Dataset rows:
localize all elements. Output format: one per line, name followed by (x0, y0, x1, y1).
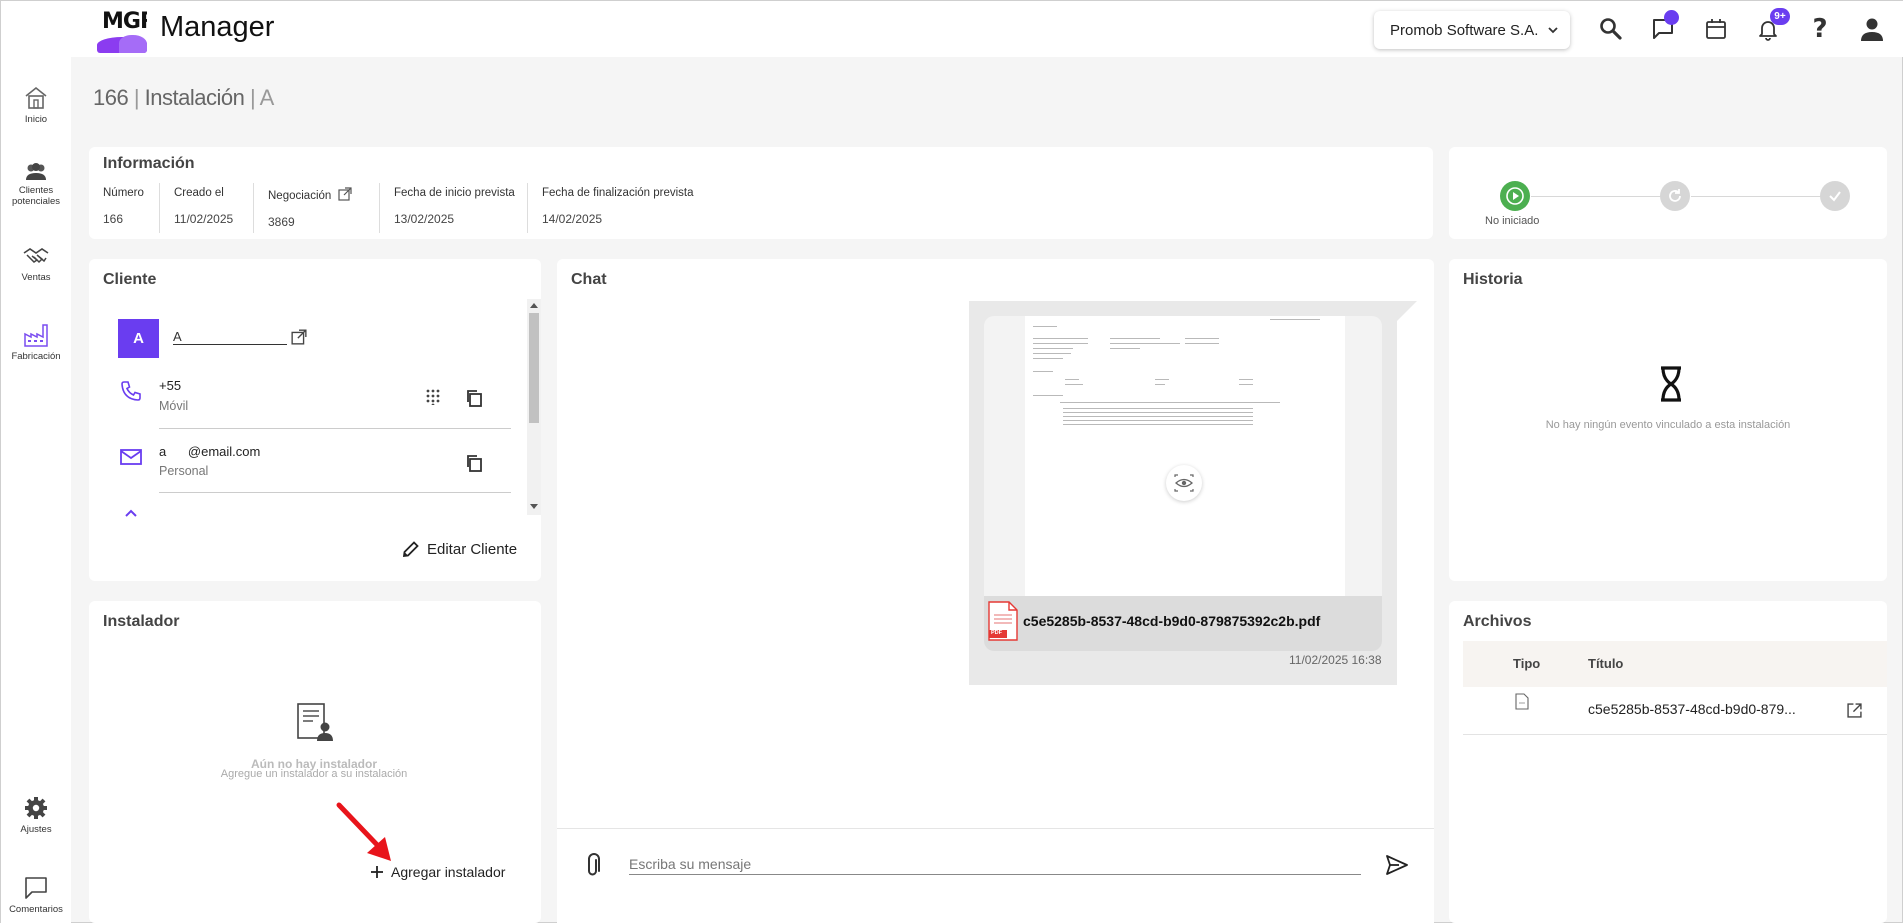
info-field-created: Creado el 11/02/2025 (159, 183, 233, 233)
annotation-arrow-icon (336, 802, 391, 861)
chat-bubble-tail (1397, 301, 1417, 321)
hourglass-icon (1661, 366, 1681, 402)
files-table-header: Tipo Título (1463, 641, 1887, 687)
open-external-icon[interactable] (1847, 703, 1862, 718)
notifications-badge: 9+ (1770, 8, 1790, 25)
sidebar: Inicio Clientes potenciales Ventas Fabri… (1, 57, 71, 923)
sidebar-item-fabricacion[interactable]: Fabricación (1, 322, 71, 362)
info-field-number: Número 166 (103, 187, 144, 226)
file-title: c5e5285b-8537-48cd-b9d0-879... (1588, 701, 1796, 717)
chat-message-input[interactable] (629, 853, 1361, 875)
page-title: 166 | Instalación | A (93, 85, 274, 110)
edit-client-button[interactable]: Editar Cliente (401, 539, 517, 559)
help-icon[interactable]: ? (1804, 13, 1836, 45)
send-icon[interactable] (1385, 854, 1409, 876)
sidebar-item-ajustes[interactable]: Ajustes (1, 795, 71, 835)
dialpad-icon[interactable] (425, 389, 441, 405)
logo-text: MGR (102, 9, 147, 34)
handshake-icon (23, 248, 49, 264)
refresh-icon (1669, 189, 1681, 202)
step-completed (1820, 181, 1850, 211)
check-icon (1829, 191, 1841, 202)
installer-doc-icon (297, 703, 333, 741)
sidebar-item-inicio[interactable]: Inicio (1, 85, 71, 125)
sidebar-item-clientes[interactable]: Clientes potenciales (1, 162, 71, 207)
pdf-badge: PDF (991, 630, 1002, 636)
app-logo[interactable]: MGR (97, 7, 147, 53)
client-avatar: A (118, 319, 159, 358)
pencil-icon (402, 541, 419, 558)
pdf-page (1025, 316, 1345, 596)
external-link-icon[interactable] (337, 187, 352, 201)
user-icon[interactable] (1856, 13, 1888, 45)
chat-composer (557, 828, 1434, 923)
factory-icon (24, 324, 48, 347)
home-icon (25, 86, 47, 109)
client-phone: +55 (159, 378, 182, 393)
step-connector (1531, 196, 1661, 197)
sidebar-item-ventas[interactable]: Ventas (1, 245, 71, 283)
client-email-type: Personal (159, 464, 209, 478)
chat-timestamp: 11/02/2025 16:38 (1289, 653, 1382, 667)
users-icon (26, 163, 46, 180)
app-title: Manager (160, 11, 275, 43)
chat-title: Chat (571, 271, 607, 288)
files-title: Archivos (1463, 613, 1532, 630)
chevron-down-icon (1548, 27, 1559, 34)
scroll-up-icon[interactable] (530, 302, 538, 308)
info-title: Información (103, 155, 195, 172)
installer-title: Instalador (103, 613, 180, 630)
chat-file-name[interactable]: c5e5285b-8537-48cd-b9d0-879875392c2b.pdf (1023, 613, 1320, 629)
divider (159, 428, 511, 429)
info-card: Información Número 166 Creado el 11/02/2… (89, 147, 1433, 239)
company-name: Promob Software S.A. (1390, 21, 1539, 39)
installer-empty-sub: Agregue un instalador a su instalación (220, 768, 408, 780)
step-not-started (1500, 181, 1530, 211)
eye-icon (1174, 474, 1194, 492)
company-selector[interactable]: Promob Software S.A. (1374, 11, 1570, 49)
gear-icon (25, 797, 47, 819)
phone-icon (121, 381, 141, 401)
file-icon (1515, 693, 1529, 710)
chevron-up-icon[interactable] (123, 507, 139, 519)
history-title: Historia (1463, 271, 1523, 288)
copy-icon[interactable] (465, 389, 483, 407)
client-name-link[interactable]: A (173, 329, 307, 345)
client-phone-type: Móvil (159, 399, 189, 413)
divider (159, 492, 511, 493)
history-empty: No hay ningún evento vinculado a esta in… (1545, 419, 1791, 431)
scrollbar-thumb[interactable] (529, 313, 539, 423)
info-field-negotiation: Negociación 3869 (253, 183, 352, 233)
bell-icon[interactable]: 9+ (1752, 8, 1790, 45)
files-col-title: Título (1588, 656, 1624, 671)
play-icon (1506, 187, 1524, 205)
chat-icon[interactable] (1647, 10, 1679, 45)
search-icon[interactable] (1595, 13, 1627, 45)
table-row[interactable]: c5e5285b-8537-48cd-b9d0-879... (1463, 687, 1887, 735)
files-col-type: Tipo (1513, 656, 1541, 671)
attach-icon[interactable] (583, 853, 603, 879)
info-field-start-date: Fecha de inicio prevista 13/02/2025 (379, 183, 515, 233)
client-scrollbar[interactable] (527, 299, 541, 515)
client-card: Cliente (89, 259, 541, 581)
client-email: a @email.com (159, 444, 261, 459)
sidebar-item-comentarios[interactable]: Comentarios (1, 875, 71, 915)
email-icon (120, 449, 142, 465)
comment-icon (25, 877, 47, 899)
step-connector (1691, 196, 1821, 197)
top-bar: MGR Manager Promob Software S.A. 9+ ? (1, 1, 1903, 57)
calendar-icon[interactable] (1700, 13, 1732, 45)
copy-icon[interactable] (465, 454, 483, 472)
step-in-progress (1660, 181, 1690, 211)
info-field-end-date: Fecha de finalización prevista 14/02/202… (527, 183, 694, 233)
scroll-down-icon[interactable] (530, 504, 538, 510)
chat-badge (1664, 10, 1679, 25)
status-label: No iniciado (1485, 215, 1540, 227)
external-link-icon[interactable] (291, 329, 307, 345)
client-title: Cliente (103, 271, 157, 288)
view-preview-button[interactable] (1166, 465, 1202, 501)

* Problem to work on
Reproduce the entire listing above with every occurrence of "step-connector" substituted by "step-divider", leaving everything else unchanged and omitting the pictures.

* Full output
localize all elements. Output format: one per line, name followed by (x0, y0, x1, y1).
info-field-created: Creado el 11/02/2025 (159, 183, 233, 233)
annotation-arrow-icon (336, 802, 391, 861)
chat-bubble-tail (1397, 301, 1417, 321)
hourglass-icon (1661, 366, 1681, 402)
files-table-header: Tipo Título (1463, 641, 1887, 687)
open-external-icon[interactable] (1847, 703, 1862, 718)
notifications-badge: 9+ (1770, 8, 1790, 25)
sidebar: Inicio Clientes potenciales Ventas Fabri… (1, 57, 71, 923)
sidebar-item-fabricacion[interactable]: Fabricación (1, 322, 71, 362)
info-field-number: Número 166 (103, 187, 144, 226)
file-title: c5e5285b-8537-48cd-b9d0-879... (1588, 701, 1796, 717)
chat-message-input[interactable] (629, 853, 1361, 875)
page-title: 166 | Instalación | A (93, 85, 274, 110)
edit-client-button[interactable]: Editar Cliente (401, 539, 517, 559)
help-icon[interactable]: ? (1804, 13, 1836, 45)
send-icon[interactable] (1385, 854, 1409, 876)
sidebar-item-ajustes[interactable]: Ajustes (1, 795, 71, 835)
dialpad-icon[interactable] (425, 389, 441, 405)
logo-text: MGR (102, 9, 147, 34)
handshake-icon (23, 248, 49, 264)
refresh-icon (1669, 189, 1681, 202)
step-completed (1820, 181, 1850, 211)
check-icon (1829, 191, 1841, 202)
installer-doc-icon (297, 703, 333, 741)
sidebar-item-inicio[interactable]: Inicio (1, 85, 71, 125)
sidebar-item-clientes[interactable]: Clientes potenciales (1, 162, 71, 207)
pdf-badge: PDF (991, 630, 1002, 636)
app-logo[interactable]: MGR (97, 7, 147, 53)
client-avatar: A (118, 319, 159, 358)
pencil-icon (402, 541, 419, 558)
pdf-page (1025, 316, 1345, 596)
external-link-icon[interactable] (337, 187, 352, 201)
user-icon[interactable] (1856, 13, 1888, 45)
chat-composer (557, 828, 1434, 923)
factory-icon (24, 324, 48, 347)
home-icon (25, 86, 47, 109)
client-phone: +55 (159, 378, 182, 393)
step-divider (1531, 196, 1661, 197)
sidebar-item-ventas[interactable]: Ventas (1, 245, 71, 283)
client-email-type: Personal (159, 464, 209, 478)
chat-timestamp: 11/02/2025 16:38 (1289, 653, 1382, 667)
users-icon (26, 163, 46, 180)
app-title: Manager (160, 11, 275, 43)
chat-title: Chat (571, 271, 607, 288)
files-title: Archivos (1463, 613, 1532, 630)
chevron-down-icon (1548, 27, 1559, 34)
scroll-up-icon[interactable] (530, 302, 538, 308)
info-title: Información (103, 155, 195, 172)
installer-title: Instalador (103, 613, 180, 630)
chat-file-name[interactable]: c5e5285b-8537-48cd-b9d0-879875392c2b.pdf (1023, 613, 1320, 629)
divider (159, 428, 511, 429)
info-card: Información Número 166 Creado el 11/02/2… (89, 147, 1433, 239)
company-name: Promob Software S.A. (1390, 21, 1539, 39)
installer-empty-sub: Agregue un instalador a su instalación (220, 768, 408, 780)
step-not-started (1500, 181, 1530, 211)
eye-icon (1174, 474, 1194, 492)
company-selector[interactable]: Promob Software S.A. (1374, 11, 1570, 49)
gear-icon (25, 797, 47, 819)
phone-icon (121, 381, 141, 401)
file-icon (1515, 693, 1529, 710)
chevron-up-icon[interactable] (123, 507, 139, 519)
history-title: Historia (1463, 271, 1523, 288)
copy-icon[interactable] (465, 389, 483, 407)
client-name-link[interactable]: A (173, 329, 307, 345)
client-phone-type: Móvil (159, 399, 189, 413)
divider (159, 492, 511, 493)
history-empty: No hay ningún evento vinculado a esta in… (1545, 419, 1791, 431)
scrollbar-thumb[interactable] (529, 313, 539, 423)
info-field-negotiation: Negociación 3869 (253, 183, 352, 233)
bell-icon[interactable]: 9+ (1752, 8, 1790, 45)
files-col-title: Título (1588, 656, 1624, 671)
play-icon (1506, 187, 1524, 205)
chat-icon[interactable] (1647, 10, 1679, 45)
search-icon[interactable] (1595, 13, 1627, 45)
table-row[interactable]: c5e5285b-8537-48cd-b9d0-879... (1463, 687, 1887, 735)
files-col-type: Tipo (1513, 656, 1541, 671)
attach-icon[interactable] (583, 853, 603, 879)
info-field-start-date: Fecha de inicio prevista 13/02/2025 (379, 183, 515, 233)
client-scrollbar[interactable] (527, 299, 541, 515)
client-card: Cliente (89, 259, 541, 581)
client-email: a @email.com (159, 444, 261, 459)
sidebar-item-comentarios[interactable]: Comentarios (1, 875, 71, 915)
email-icon (120, 449, 142, 465)
comment-icon (25, 877, 47, 899)
step-divider (1691, 196, 1821, 197)
top-bar: MGR Manager Promob Software S.A. 9+ ? (1, 1, 1903, 57)
calendar-icon[interactable] (1700, 13, 1732, 45)
copy-icon[interactable] (465, 454, 483, 472)
step-in-progress (1660, 181, 1690, 211)
info-field-end-date: Fecha de finalización prevista 14/02/202… (527, 183, 694, 233)
scroll-down-icon[interactable] (530, 504, 538, 510)
chat-badge (1664, 10, 1679, 25)
status-label: No iniciado (1485, 215, 1540, 227)
external-link-icon[interactable] (291, 329, 307, 345)
client-title: Cliente (103, 271, 157, 288)
view-preview-button[interactable] (1166, 465, 1202, 501)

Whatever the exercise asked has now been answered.